◆ **RECORDED DATA**:
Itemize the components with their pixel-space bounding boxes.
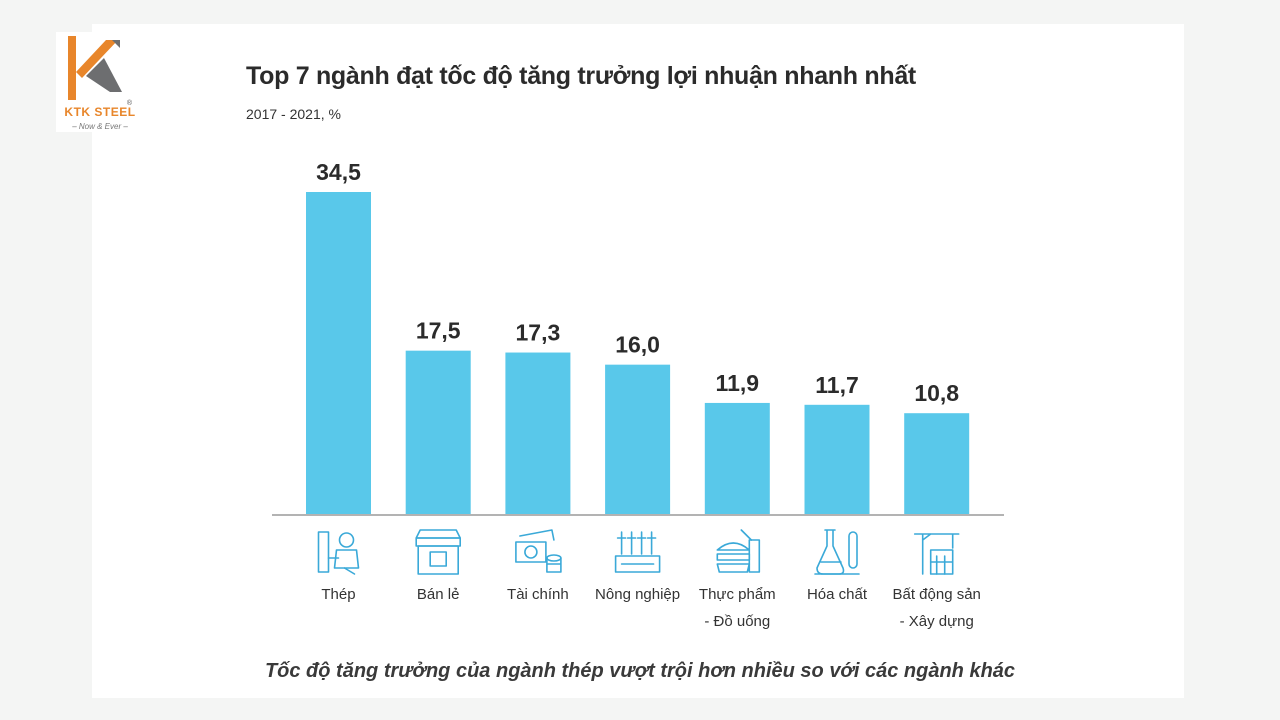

* * *

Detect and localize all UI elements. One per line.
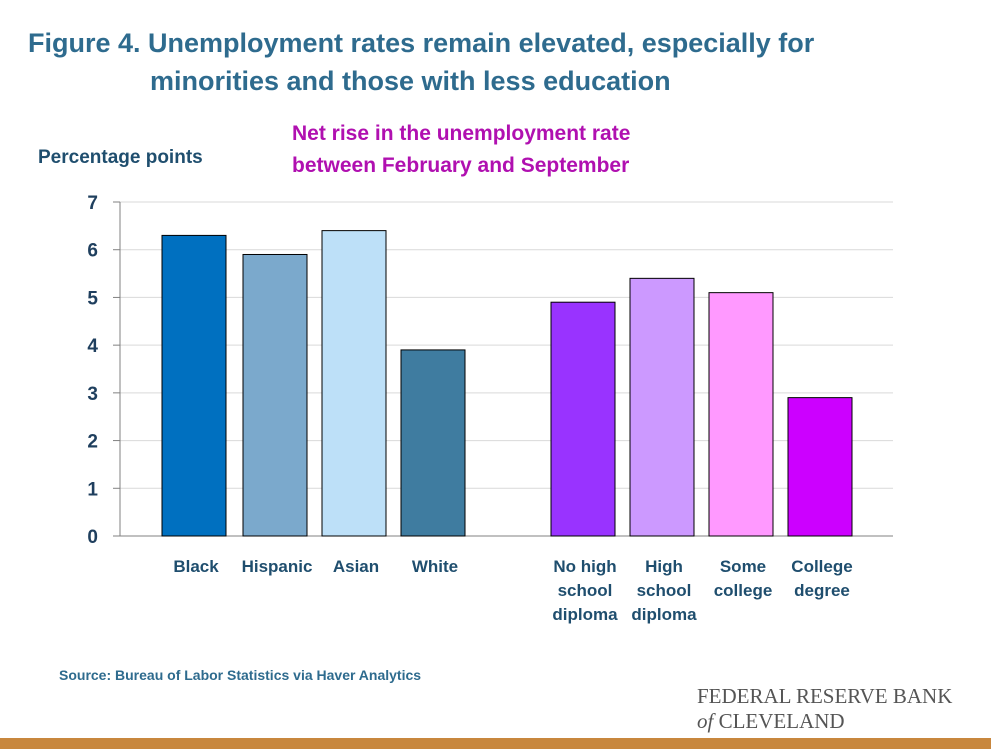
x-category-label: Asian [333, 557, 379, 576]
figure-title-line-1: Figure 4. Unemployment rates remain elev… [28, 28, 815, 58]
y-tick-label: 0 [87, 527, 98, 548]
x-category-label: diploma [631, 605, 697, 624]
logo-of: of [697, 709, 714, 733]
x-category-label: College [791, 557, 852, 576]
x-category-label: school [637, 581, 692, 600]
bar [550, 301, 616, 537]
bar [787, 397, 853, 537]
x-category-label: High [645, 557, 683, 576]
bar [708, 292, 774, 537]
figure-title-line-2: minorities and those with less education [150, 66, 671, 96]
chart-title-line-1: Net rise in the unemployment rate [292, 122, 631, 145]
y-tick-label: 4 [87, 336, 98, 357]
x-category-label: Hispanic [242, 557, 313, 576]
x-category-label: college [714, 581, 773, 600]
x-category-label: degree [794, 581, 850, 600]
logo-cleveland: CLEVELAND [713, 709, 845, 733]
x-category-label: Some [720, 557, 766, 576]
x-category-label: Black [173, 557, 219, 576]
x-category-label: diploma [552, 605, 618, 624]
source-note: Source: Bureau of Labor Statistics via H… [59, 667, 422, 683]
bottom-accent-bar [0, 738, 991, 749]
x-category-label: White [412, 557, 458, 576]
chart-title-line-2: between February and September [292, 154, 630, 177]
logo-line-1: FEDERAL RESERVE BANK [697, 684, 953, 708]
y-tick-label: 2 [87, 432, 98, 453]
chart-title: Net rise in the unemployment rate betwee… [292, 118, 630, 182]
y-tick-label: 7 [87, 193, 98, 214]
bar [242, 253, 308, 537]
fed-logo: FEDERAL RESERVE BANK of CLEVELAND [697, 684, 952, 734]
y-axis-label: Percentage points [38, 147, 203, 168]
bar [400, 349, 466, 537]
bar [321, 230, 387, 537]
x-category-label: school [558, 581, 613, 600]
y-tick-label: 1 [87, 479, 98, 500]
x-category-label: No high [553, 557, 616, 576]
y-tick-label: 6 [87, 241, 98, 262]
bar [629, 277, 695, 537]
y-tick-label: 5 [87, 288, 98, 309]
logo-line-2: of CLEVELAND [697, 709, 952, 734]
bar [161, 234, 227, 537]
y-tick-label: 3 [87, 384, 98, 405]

==

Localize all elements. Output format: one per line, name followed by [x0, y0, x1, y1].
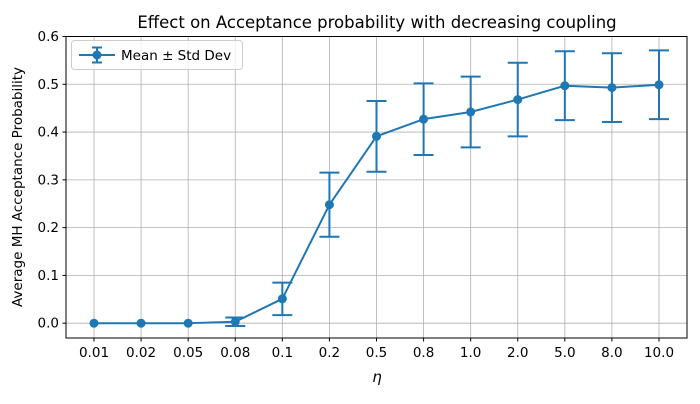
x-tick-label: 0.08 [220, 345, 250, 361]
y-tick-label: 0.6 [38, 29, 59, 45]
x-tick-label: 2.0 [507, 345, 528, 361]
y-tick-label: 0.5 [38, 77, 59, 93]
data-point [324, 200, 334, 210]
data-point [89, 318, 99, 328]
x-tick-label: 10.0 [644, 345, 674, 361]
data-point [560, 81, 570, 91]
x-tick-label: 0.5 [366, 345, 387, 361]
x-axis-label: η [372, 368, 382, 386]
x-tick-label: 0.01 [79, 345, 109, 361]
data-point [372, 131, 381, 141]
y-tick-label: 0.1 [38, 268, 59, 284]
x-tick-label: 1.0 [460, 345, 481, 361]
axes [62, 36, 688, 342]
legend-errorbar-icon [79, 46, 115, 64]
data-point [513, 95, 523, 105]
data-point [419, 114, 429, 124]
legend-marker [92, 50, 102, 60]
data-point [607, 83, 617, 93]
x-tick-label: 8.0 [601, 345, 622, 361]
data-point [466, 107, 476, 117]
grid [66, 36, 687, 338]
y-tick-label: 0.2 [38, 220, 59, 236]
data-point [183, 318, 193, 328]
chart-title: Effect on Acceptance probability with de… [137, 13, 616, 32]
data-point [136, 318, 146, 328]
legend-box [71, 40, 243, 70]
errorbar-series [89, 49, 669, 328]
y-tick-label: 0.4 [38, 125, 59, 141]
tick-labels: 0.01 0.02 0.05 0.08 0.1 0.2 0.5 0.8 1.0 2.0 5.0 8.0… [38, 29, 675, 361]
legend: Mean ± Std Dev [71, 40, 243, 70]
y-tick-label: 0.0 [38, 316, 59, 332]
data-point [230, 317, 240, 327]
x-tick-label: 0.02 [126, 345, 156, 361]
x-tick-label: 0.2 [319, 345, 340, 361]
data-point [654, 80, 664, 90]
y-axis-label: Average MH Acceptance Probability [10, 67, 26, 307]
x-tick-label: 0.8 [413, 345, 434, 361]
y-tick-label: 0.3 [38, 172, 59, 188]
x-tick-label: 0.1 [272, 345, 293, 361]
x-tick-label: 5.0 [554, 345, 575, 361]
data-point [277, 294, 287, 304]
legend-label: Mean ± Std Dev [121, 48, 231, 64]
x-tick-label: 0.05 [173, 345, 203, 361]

◆ **TASK**: Rewrite the listing above as a numbered list, from the line with "Localize all elements." up to and including the line with "x-tick-label: 0.01 [79, 345, 109, 361]", dropping any blank lines. Leave the pictures out of your answer.

◆ **ANSWER TO THIS EXERCISE**:
1. Localize all elements. Output format: one per line, name followed by [x0, y0, x1, y1].
2. x-tick-label: 0.08 [220, 345, 250, 361]
3. y-tick-label: 0.6 [38, 29, 59, 45]
4. x-tick-label: 2.0 [507, 345, 528, 361]
5. y-tick-label: 0.5 [38, 77, 59, 93]
6. data-point [324, 200, 334, 210]
7. data-point [89, 318, 99, 328]
8. x-tick-label: 10.0 [644, 345, 674, 361]
9. data-point [560, 81, 570, 91]
10. x-tick-label: 0.5 [366, 345, 387, 361]
11. x-axis-label: η [372, 368, 382, 386]
12. x-tick-label: 0.01 [79, 345, 109, 361]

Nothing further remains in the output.